◆ **Work to do**:
The complete listing should be restated exactly.

◆ **Records**:
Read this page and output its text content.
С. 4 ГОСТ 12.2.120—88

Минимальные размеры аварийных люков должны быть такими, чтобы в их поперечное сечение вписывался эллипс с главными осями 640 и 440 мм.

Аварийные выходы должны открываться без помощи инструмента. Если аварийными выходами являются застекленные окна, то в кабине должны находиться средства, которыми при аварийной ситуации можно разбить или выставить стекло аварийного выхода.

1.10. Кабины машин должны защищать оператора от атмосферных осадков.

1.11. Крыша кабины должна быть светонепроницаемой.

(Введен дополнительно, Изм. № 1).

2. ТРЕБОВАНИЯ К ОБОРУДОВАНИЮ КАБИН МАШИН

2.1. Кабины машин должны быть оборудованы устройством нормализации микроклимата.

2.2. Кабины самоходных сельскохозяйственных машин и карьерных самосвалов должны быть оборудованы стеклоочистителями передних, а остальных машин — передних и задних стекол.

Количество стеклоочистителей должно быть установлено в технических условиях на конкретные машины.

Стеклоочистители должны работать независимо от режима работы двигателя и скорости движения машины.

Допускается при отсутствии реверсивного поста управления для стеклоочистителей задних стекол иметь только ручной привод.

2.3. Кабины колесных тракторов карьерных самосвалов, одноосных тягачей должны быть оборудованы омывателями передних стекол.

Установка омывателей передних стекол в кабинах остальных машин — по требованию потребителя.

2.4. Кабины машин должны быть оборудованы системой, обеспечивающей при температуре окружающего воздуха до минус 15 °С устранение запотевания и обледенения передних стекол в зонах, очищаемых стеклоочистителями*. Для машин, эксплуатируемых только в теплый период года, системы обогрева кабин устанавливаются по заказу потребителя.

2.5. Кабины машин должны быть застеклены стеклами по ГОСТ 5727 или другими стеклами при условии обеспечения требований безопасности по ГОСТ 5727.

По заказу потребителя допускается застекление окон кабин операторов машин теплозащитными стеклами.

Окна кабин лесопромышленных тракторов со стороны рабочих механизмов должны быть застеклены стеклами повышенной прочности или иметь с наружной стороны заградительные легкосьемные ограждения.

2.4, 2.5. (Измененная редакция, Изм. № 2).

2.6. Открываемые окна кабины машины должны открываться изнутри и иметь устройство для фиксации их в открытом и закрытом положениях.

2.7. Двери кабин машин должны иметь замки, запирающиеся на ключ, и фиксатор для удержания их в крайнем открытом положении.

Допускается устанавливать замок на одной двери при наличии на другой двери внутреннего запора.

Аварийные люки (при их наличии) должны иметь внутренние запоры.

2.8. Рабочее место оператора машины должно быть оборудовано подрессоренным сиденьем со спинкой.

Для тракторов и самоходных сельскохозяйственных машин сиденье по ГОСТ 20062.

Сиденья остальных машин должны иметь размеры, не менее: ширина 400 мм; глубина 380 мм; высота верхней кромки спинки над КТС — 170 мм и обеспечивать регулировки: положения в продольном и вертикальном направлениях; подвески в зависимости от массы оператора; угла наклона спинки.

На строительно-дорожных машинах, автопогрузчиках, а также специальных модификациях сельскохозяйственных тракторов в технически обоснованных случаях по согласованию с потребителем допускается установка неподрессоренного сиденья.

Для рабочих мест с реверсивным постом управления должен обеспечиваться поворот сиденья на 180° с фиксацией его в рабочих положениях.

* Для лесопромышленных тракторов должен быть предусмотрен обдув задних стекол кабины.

◆ **Reply**:
Read this page and output its text content.
С. 4 ГОСТ 12.2.120—88

Минимальные размеры аварийных люков должны быть такими, чтобы в их поперечное сечение вписывался эллипс с главными осями 640 и 440 мм.

Аварийные выходы должны открываться без помощи инструмента. Если аварийными выходами являются застекленные окна, то в кабине должны находиться средства, которыми при аварийной ситуации можно разбить или выставить стекло аварийного выхода.

1.10. Кабины машин должны защищать оператора от атмосферных осадков.

1.11. Крыша кабины должна быть светонепроницаемой.

(Введен дополнительно, Изм. № 1).

2. ТРЕБОВАНИЯ К ОБОРУДОВАНИЮ КАБИН МАШИН

2.1. Кабины машин должны быть оборудованы устройством нормализации микроклимата.

2.2. Кабины самоходных сельскохозяйственных машин и карьерных самосвалов должны быть оборудованы стеклоочистителями передних, а остальных машин — передних и задних стекол.

Количество стеклоочистителей должно быть установлено в технических условиях на конкретные машины.

Стеклоочистители должны работать независимо от режима работы двигателя и скорости движения машины.

Допускается при отсутствии реверсивного поста управления для стеклоочистителей задних стекол иметь только ручной привод.

2.3. Кабины колесных тракторов карьерных самосвалов, одноосных тягачей должны быть оборудованы омывателями передних стекол.

Установка омывателей передних стекол в кабинах остальных машин — по требованию потребителя.

2.4. Кабины машин должны быть оборудованы системой, обеспечивающей при температуре окружающего воздуха до минус 15 °С устранение запотевания и обледенения передних стекол в зонах, очищаемых стеклоочистителями*. Для машин, эксплуатируемых только в теплый период года, системы обогрева кабин устанавливаются по заказу потребителя.

2.5. Кабины машин должны быть застеклены стеклами по ГОСТ 5727 или другими стеклами при условии обеспечения требований безопасности по ГОСТ 5727.

По заказу потребителя допускается застекление окон кабин операторов машин теплозащитными стеклами.

Окна кабин лесопромышленных тракторов со стороны рабочих механизмов должны быть застеклены стеклами повышенной прочности или иметь с наружной стороны заградительные легкосьемные ограждения.

2.4, 2.5. (Измененная редакция, Изм. № 2).

2.6. Открываемые окна кабины машины должны открываться изнутри и иметь устройство для фиксации их в открытом и закрытом положениях.

2.7. Двери кабин машин должны иметь замки, запирающиеся на ключ, и фиксатор для удержания их в крайнем открытом положении.

Допускается устанавливать замок на одной двери при наличии на другой двери внутреннего запора.

Аварийные люки (при их наличии) должны иметь внутренние запоры.

2.8. Рабочее место оператора машины должно быть оборудовано подрессоренным сиденьем со спинкой.

Для тракторов и самоходных сельскохозяйственных машин сиденье по ГОСТ 20062.

Сиденья остальных машин должны иметь размеры, не менее: ширина 400 мм; глубина 380 мм; высота верхней кромки спинки над КТС — 170 мм и обеспечивать регулировки: положения в продольном и вертикальном направлениях; подвески в зависимости от массы оператора; угла наклона спинки.

На строительно-дорожных машинах, автопогрузчиках, а также специальных модификациях сельскохозяйственных тракторов в технически обоснованных случаях по согласованию с потребителем допускается установка неподрессоренного сиденья.

Для рабочих мест с реверсивным постом управления должен обеспечиваться поворот сиденья на 180° с фиксацией его в рабочих положениях.

* Для лесопромышленных тракторов должен быть предусмотрен обдув задних стекол кабины.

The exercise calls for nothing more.